>> BEGIN DATA FOR THIS TASK

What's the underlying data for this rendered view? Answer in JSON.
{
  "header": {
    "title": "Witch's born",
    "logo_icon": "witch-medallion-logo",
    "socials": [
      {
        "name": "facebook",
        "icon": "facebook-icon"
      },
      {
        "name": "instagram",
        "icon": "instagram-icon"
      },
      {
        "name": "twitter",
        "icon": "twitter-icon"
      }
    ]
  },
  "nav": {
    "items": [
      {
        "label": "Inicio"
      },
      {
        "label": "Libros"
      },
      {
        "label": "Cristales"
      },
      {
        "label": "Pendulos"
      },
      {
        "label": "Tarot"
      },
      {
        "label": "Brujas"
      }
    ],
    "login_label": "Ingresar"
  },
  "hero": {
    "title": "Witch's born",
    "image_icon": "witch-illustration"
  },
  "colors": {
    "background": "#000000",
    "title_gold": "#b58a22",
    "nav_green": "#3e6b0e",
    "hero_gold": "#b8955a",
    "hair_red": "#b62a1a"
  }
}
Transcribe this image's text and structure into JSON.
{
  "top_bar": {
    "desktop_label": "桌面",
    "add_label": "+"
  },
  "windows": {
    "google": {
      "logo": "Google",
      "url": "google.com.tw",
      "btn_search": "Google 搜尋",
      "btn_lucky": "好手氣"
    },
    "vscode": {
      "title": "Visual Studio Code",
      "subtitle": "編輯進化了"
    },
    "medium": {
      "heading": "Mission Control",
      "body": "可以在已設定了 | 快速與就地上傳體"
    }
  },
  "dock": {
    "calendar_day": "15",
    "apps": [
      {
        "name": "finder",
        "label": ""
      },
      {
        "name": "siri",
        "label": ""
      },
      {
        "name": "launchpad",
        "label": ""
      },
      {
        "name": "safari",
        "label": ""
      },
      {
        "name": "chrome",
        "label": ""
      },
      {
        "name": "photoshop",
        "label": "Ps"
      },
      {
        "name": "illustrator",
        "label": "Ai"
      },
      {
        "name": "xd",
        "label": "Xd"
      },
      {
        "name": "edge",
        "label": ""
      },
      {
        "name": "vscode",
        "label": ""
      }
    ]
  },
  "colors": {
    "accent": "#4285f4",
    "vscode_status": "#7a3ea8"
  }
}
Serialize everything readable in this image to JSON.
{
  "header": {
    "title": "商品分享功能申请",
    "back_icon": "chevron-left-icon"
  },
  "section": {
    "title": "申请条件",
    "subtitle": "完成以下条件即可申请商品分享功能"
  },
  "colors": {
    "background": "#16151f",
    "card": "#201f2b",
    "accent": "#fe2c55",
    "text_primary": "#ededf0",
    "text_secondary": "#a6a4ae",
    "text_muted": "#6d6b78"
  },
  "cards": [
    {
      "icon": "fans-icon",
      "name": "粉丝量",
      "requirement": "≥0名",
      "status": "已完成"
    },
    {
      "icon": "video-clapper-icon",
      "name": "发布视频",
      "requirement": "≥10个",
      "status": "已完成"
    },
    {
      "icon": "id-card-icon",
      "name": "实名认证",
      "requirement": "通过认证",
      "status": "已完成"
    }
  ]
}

>> END DATA FOR THIS TASK

REQUEST = Write out all the data again, exactly as it appears.

COMPLETE RESPONSE =
What's the underlying data for this rendered view? Answer in JSON.
{
  "header": {
    "title": "Witch's born",
    "logo_icon": "witch-medallion-logo",
    "socials": [
      {
        "name": "facebook",
        "icon": "facebook-icon"
      },
      {
        "name": "instagram",
        "icon": "instagram-icon"
      },
      {
        "name": "twitter",
        "icon": "twitter-icon"
      }
    ]
  },
  "nav": {
    "items": [
      {
        "label": "Inicio"
      },
      {
        "label": "Libros"
      },
      {
        "label": "Cristales"
      },
      {
        "label": "Pendulos"
      },
      {
        "label": "Tarot"
      },
      {
        "label": "Brujas"
      }
    ],
    "login_label": "Ingresar"
  },
  "hero": {
    "title": "Witch's born",
    "image_icon": "witch-illustration"
  },
  "colors": {
    "background": "#000000",
    "title_gold": "#b58a22",
    "nav_green": "#3e6b0e",
    "hero_gold": "#b8955a",
    "hair_red": "#b62a1a"
  }
}
Transcribe this image's text and structure into JSON.
{
  "top_bar": {
    "desktop_label": "桌面",
    "add_label": "+"
  },
  "windows": {
    "google": {
      "logo": "Google",
      "url": "google.com.tw",
      "btn_search": "Google 搜尋",
      "btn_lucky": "好手氣"
    },
    "vscode": {
      "title": "Visual Studio Code",
      "subtitle": "編輯進化了"
    },
    "medium": {
      "heading": "Mission Control",
      "body": "可以在已設定了 | 快速與就地上傳體"
    }
  },
  "dock": {
    "calendar_day": "15",
    "apps": [
      {
        "name": "finder",
        "label": ""
      },
      {
        "name": "siri",
        "label": ""
      },
      {
        "name": "launchpad",
        "label": ""
      },
      {
        "name": "safari",
        "label": ""
      },
      {
        "name": "chrome",
        "label": ""
      },
      {
        "name": "photoshop",
        "label": "Ps"
      },
      {
        "name": "illustrator",
        "label": "Ai"
      },
      {
        "name": "xd",
        "label": "Xd"
      },
      {
        "name": "edge",
        "label": ""
      },
      {
        "name": "vscode",
        "label": ""
      }
    ]
  },
  "colors": {
    "accent": "#4285f4",
    "vscode_status": "#7a3ea8"
  }
}
Serialize everything readable in this image to JSON.
{
  "header": {
    "title": "商品分享功能申请",
    "back_icon": "chevron-left-icon"
  },
  "section": {
    "title": "申请条件",
    "subtitle": "完成以下条件即可申请商品分享功能"
  },
  "colors": {
    "background": "#16151f",
    "card": "#201f2b",
    "accent": "#fe2c55",
    "text_primary": "#ededf0",
    "text_secondary": "#a6a4ae",
    "text_muted": "#6d6b78"
  },
  "cards": [
    {
      "icon": "fans-icon",
      "name": "粉丝量",
      "requirement": "≥0名",
      "status": "已完成"
    },
    {
      "icon": "video-clapper-icon",
      "name": "发布视频",
      "requirement": "≥10个",
      "status": "已完成"
    },
    {
      "icon": "id-card-icon",
      "name": "实名认证",
      "requirement": "通过认证",
      "status": "已完成"
    }
  ]
}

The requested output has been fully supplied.